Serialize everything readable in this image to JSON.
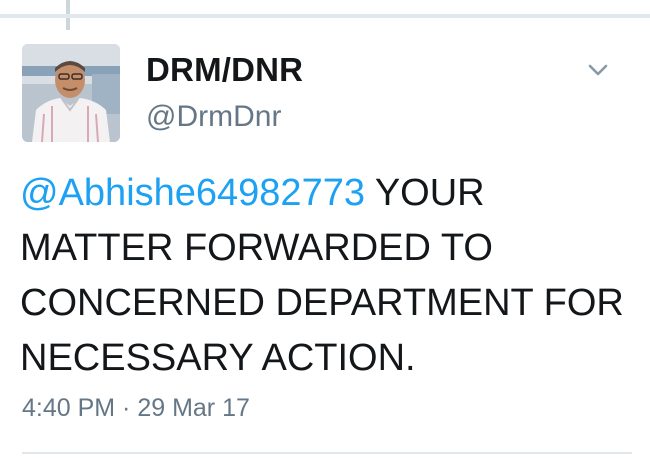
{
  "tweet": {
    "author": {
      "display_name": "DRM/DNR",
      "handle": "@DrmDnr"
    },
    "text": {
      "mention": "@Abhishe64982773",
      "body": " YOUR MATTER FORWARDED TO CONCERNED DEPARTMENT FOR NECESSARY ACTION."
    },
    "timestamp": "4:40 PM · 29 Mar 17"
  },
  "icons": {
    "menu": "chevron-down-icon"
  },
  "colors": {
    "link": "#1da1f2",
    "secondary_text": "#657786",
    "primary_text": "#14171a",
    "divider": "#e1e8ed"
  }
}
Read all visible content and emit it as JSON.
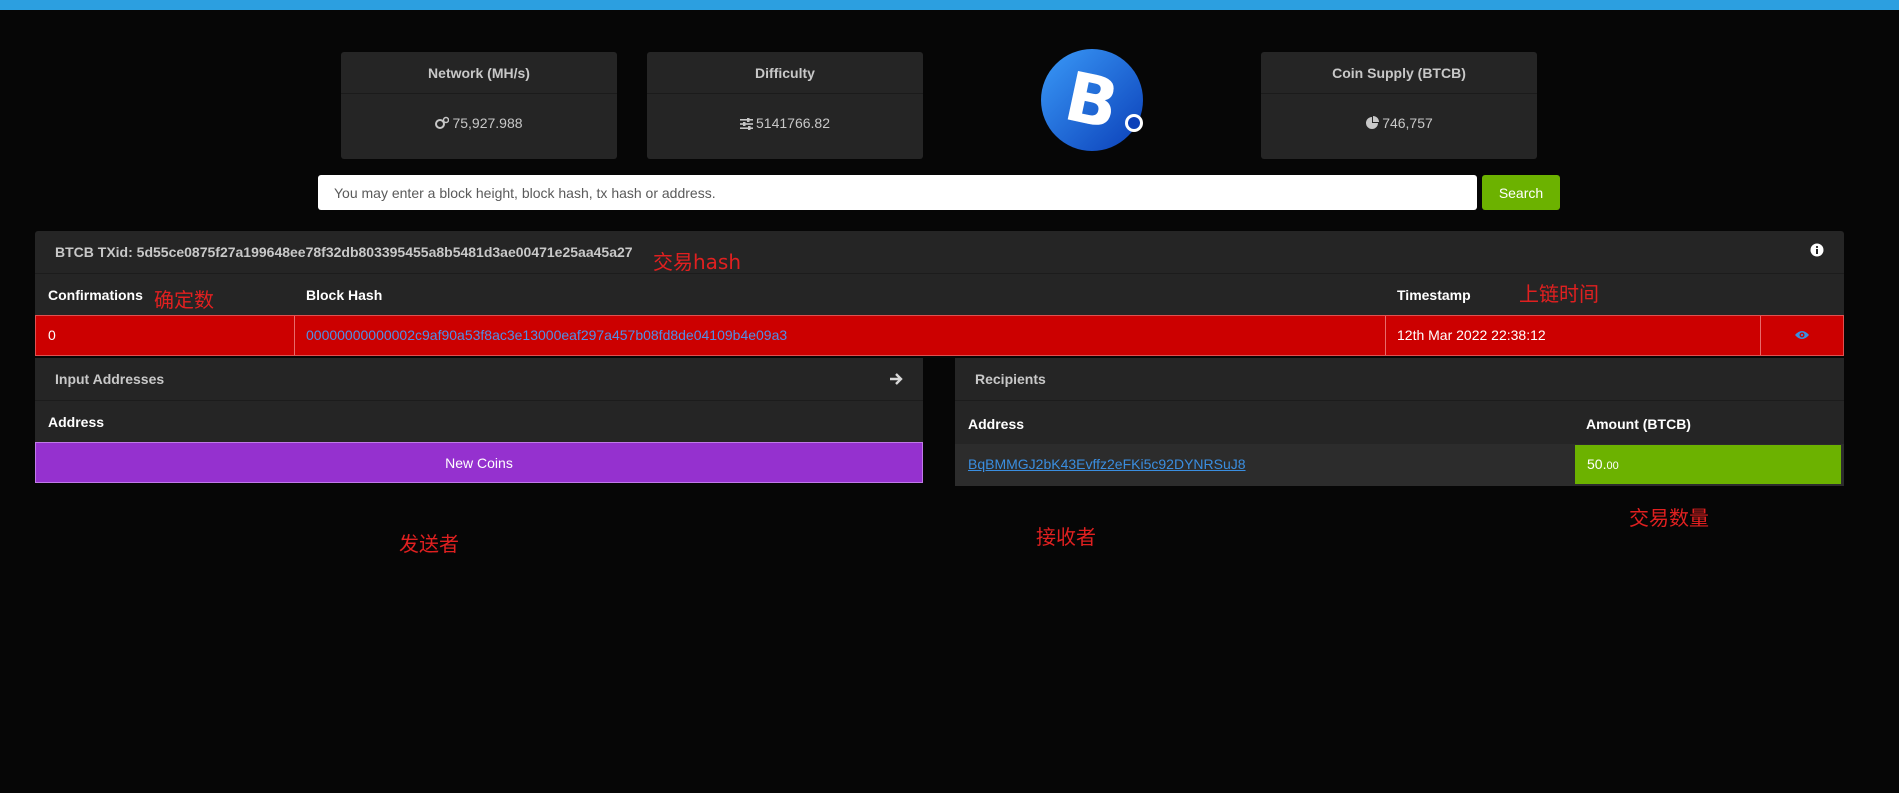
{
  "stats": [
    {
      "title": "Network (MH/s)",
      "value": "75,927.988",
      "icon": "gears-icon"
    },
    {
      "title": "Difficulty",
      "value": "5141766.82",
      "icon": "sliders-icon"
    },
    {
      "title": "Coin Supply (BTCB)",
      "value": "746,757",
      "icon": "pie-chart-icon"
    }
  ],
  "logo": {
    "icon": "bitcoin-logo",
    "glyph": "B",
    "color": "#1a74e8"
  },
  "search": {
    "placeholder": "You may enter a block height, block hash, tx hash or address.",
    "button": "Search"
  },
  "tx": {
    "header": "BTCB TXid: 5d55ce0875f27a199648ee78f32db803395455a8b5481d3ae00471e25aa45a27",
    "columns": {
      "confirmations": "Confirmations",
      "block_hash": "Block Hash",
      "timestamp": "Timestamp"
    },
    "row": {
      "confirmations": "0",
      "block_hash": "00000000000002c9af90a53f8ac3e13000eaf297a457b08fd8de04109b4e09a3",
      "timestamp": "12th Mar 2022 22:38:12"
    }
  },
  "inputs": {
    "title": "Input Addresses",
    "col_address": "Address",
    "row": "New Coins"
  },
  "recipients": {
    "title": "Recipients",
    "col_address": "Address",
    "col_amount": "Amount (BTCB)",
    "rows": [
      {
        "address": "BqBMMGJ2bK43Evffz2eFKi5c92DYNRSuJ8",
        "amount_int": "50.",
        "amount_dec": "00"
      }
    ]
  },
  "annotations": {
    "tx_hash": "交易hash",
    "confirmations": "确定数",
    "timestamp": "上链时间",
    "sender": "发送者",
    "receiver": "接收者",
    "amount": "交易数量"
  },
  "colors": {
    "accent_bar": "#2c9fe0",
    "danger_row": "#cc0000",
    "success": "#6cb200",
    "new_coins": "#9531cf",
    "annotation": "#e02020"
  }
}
☆ ☆ ☆
TASK TO COMPLETE: Your task is to repeat the data above exactly while excluding the pictures.

OUTPUT FOR THIS EXERCISE:
Serialize everything readable in this image to JSON.
{
  "tweet": {
    "author": {
      "display_name": "DRM/DNR",
      "handle": "@DrmDnr"
    },
    "text": {
      "mention": "@Abhishe64982773",
      "body": " YOUR MATTER FORWARDED TO CONCERNED DEPARTMENT FOR NECESSARY ACTION."
    },
    "timestamp": "4:40 PM · 29 Mar 17"
  },
  "icons": {
    "menu": "chevron-down-icon"
  },
  "colors": {
    "link": "#1da1f2",
    "secondary_text": "#657786",
    "primary_text": "#14171a",
    "divider": "#e1e8ed"
  }
}
Read all visible content and emit it as JSON.
{
  "stats": [
    {
      "title": "Network (MH/s)",
      "value": "75,927.988",
      "icon": "gears-icon"
    },
    {
      "title": "Difficulty",
      "value": "5141766.82",
      "icon": "sliders-icon"
    },
    {
      "title": "Coin Supply (BTCB)",
      "value": "746,757",
      "icon": "pie-chart-icon"
    }
  ],
  "logo": {
    "icon": "bitcoin-logo",
    "glyph": "B",
    "color": "#1a74e8"
  },
  "search": {
    "placeholder": "You may enter a block height, block hash, tx hash or address.",
    "button": "Search"
  },
  "tx": {
    "header": "BTCB TXid: 5d55ce0875f27a199648ee78f32db803395455a8b5481d3ae00471e25aa45a27",
    "columns": {
      "confirmations": "Confirmations",
      "block_hash": "Block Hash",
      "timestamp": "Timestamp"
    },
    "row": {
      "confirmations": "0",
      "block_hash": "00000000000002c9af90a53f8ac3e13000eaf297a457b08fd8de04109b4e09a3",
      "timestamp": "12th Mar 2022 22:38:12"
    }
  },
  "inputs": {
    "title": "Input Addresses",
    "col_address": "Address",
    "row": "New Coins"
  },
  "recipients": {
    "title": "Recipients",
    "col_address": "Address",
    "col_amount": "Amount (BTCB)",
    "rows": [
      {
        "address": "BqBMMGJ2bK43Evffz2eFKi5c92DYNRSuJ8",
        "amount_int": "50.",
        "amount_dec": "00"
      }
    ]
  },
  "annotations": {
    "tx_hash": "交易hash",
    "confirmations": "确定数",
    "timestamp": "上链时间",
    "sender": "发送者",
    "receiver": "接收者",
    "amount": "交易数量"
  },
  "colors": {
    "accent_bar": "#2c9fe0",
    "danger_row": "#cc0000",
    "success": "#6cb200",
    "new_coins": "#9531cf",
    "annotation": "#e02020"
  }
}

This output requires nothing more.